Il tumore alla prostata, in sostanza, è caratterizzato dalla crescita incontrollata di cellule anomale nella ghiandola prostatica. Si tratta di un decorso decisamente lento e la malattia può anche non essere evidenziata da alcun sintomi per lungo tempo. Questo fattore rende naturalmente necessaria una diagnosi precoce attraverso le tecniche maggiormente in uso al momento, esami in grado di identificare con certezza la presenza di cellule tumorali nel tessuto prostatico. La risonanza magnetica multiparametrica è diventata fondamentale per decidere se e come sottoporre il paziente a tali esami.

Novembre mese della prevenzione del tumore alla prostata

Detto dell’età e della familiarità come principali fattori di rischio, non ci sono ancora indicazioni precise per quanto riguarda una corretta prevenzione. Qui, però, possiamo stilare una serie di precauzioni legate all’alimentazione (aspetto certamente principale rispetto agli altri) e al peso corporeo che possono ridurre il rischio di sviluppo e crescita del tumore alla prostata.

Estratti dei dati:
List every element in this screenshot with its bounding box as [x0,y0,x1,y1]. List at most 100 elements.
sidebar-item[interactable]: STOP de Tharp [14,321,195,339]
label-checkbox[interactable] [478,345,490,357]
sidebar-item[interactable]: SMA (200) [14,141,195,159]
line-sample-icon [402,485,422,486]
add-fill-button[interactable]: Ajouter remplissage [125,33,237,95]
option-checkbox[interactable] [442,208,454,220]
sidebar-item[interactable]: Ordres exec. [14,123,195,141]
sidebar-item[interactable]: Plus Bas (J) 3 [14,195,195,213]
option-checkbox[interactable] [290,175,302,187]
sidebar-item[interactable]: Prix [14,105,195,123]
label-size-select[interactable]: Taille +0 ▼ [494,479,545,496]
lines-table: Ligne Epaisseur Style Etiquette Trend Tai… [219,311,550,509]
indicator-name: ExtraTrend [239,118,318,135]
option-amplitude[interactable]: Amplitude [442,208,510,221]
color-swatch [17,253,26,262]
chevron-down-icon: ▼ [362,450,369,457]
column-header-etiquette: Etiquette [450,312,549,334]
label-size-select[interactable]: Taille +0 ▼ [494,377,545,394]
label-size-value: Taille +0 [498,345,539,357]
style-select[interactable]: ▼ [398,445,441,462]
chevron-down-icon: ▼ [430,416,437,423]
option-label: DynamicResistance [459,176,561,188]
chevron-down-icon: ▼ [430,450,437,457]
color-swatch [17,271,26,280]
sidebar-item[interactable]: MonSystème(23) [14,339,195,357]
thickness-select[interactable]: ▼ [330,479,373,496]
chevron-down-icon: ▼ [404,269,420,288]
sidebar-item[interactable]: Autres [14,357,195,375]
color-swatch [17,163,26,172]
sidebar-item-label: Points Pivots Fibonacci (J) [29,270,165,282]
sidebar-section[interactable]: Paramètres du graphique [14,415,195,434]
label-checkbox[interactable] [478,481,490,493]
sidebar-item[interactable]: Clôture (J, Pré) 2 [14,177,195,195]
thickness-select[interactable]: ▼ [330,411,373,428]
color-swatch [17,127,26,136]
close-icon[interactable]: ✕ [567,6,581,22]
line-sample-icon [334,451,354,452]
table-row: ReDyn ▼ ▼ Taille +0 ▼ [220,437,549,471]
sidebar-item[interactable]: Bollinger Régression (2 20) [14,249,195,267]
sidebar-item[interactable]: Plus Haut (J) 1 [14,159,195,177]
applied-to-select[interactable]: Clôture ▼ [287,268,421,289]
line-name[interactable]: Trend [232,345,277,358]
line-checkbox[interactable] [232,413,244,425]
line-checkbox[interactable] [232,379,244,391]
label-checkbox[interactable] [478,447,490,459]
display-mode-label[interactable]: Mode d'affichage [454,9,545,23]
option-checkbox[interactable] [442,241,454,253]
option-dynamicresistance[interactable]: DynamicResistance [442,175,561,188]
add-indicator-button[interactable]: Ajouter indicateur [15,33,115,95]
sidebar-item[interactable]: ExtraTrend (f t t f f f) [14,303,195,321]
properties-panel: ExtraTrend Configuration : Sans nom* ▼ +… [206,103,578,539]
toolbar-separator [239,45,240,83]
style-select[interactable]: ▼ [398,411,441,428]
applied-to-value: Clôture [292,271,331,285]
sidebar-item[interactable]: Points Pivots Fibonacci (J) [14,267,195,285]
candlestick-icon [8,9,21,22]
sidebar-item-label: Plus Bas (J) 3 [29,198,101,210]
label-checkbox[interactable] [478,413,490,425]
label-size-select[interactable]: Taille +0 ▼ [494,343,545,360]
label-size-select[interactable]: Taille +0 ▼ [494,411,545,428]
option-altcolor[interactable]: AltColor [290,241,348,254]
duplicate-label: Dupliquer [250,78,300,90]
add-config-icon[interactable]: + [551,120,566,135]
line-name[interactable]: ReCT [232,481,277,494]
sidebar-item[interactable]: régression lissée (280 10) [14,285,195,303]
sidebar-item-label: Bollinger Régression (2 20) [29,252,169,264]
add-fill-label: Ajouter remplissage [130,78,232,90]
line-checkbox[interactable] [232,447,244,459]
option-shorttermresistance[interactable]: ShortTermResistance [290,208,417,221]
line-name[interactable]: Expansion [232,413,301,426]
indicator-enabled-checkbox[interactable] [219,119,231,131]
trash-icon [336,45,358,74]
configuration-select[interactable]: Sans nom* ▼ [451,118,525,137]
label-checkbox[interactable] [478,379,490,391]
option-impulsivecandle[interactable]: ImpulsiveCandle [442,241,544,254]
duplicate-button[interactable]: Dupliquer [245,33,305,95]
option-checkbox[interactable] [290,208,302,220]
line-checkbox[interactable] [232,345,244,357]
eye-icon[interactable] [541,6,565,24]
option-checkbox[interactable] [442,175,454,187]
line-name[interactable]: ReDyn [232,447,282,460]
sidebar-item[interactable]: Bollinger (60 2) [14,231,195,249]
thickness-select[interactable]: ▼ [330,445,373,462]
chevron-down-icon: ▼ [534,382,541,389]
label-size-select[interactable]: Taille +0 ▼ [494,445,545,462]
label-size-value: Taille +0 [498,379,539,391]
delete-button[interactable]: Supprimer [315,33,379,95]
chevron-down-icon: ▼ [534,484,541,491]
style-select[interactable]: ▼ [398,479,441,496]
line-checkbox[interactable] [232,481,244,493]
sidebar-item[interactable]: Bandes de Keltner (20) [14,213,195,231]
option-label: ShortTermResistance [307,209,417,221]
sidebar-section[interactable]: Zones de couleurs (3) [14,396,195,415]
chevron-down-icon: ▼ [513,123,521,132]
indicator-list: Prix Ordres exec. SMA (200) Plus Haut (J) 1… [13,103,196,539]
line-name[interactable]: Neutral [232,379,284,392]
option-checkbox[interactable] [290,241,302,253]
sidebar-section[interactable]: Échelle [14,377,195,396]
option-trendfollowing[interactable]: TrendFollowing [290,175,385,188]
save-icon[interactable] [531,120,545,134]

Consegne:
[a] Traduci in inglese questa frase del brano sul tumore alla prostata: "La risonanza magnetica multiparametrica è diventata fondamentale per decidere se e come sottoporre il paziente a tali esami."
[b] Stabilisci se ciascuna affermazione concorda con il brano sul tumore alla prostata, rispondendo sì o no e citando le parole decisive del brano: (i) la malattia ha un decorso rapido; (ii) età e familiarità sono indicate come principali fattori di rischio; (iii) esistono già indicazioni precise per una corretta prevenzione.
[c] Prosegui il brano sul tumore alla prostata, riprendendo subito dopo la sua ultima frase.
Le righe non hanno alcun ruolo in questo lavoro.

Risultati per consegna:
[a] Multiparametric magnetic resonance imaging has become essential for deciding whether and how to subject the patient to such tests.

[b]
(i) No: "Si tratta di un decorso decisamente lento"
(ii) Sì: "Detto dell’età e della familiarità come principali fattori di rischio"
(iii) No: "non ci sono ancora indicazioni precise per quanto riguarda una corretta prevenzione"

[c]
Dal punto di vista nutrizionale è corretto mangiare frutta e verdura di stagione (dieta che, peraltro, riduce il rischio di sviluppare anche tumori di altra tipologia), bere pochi alcolici, consumare cibi ricchi di fibre integrali, evitare cibi ricchi di grassi. L’incidenza del tumore alla prostata, infatti, aumenta sensibilmente in quei Paesi in cui si tende a mangiare molto e assumere una dieta ricca di grassi saturi come i grassi animali.

Contenere il peso corporeo è un’altra ottima indicazione. Controverso, invece, è il legame tra il tumore della prostata e l’attività sessuale, ovvero se questa possa avere un effetto protettivo oppure no.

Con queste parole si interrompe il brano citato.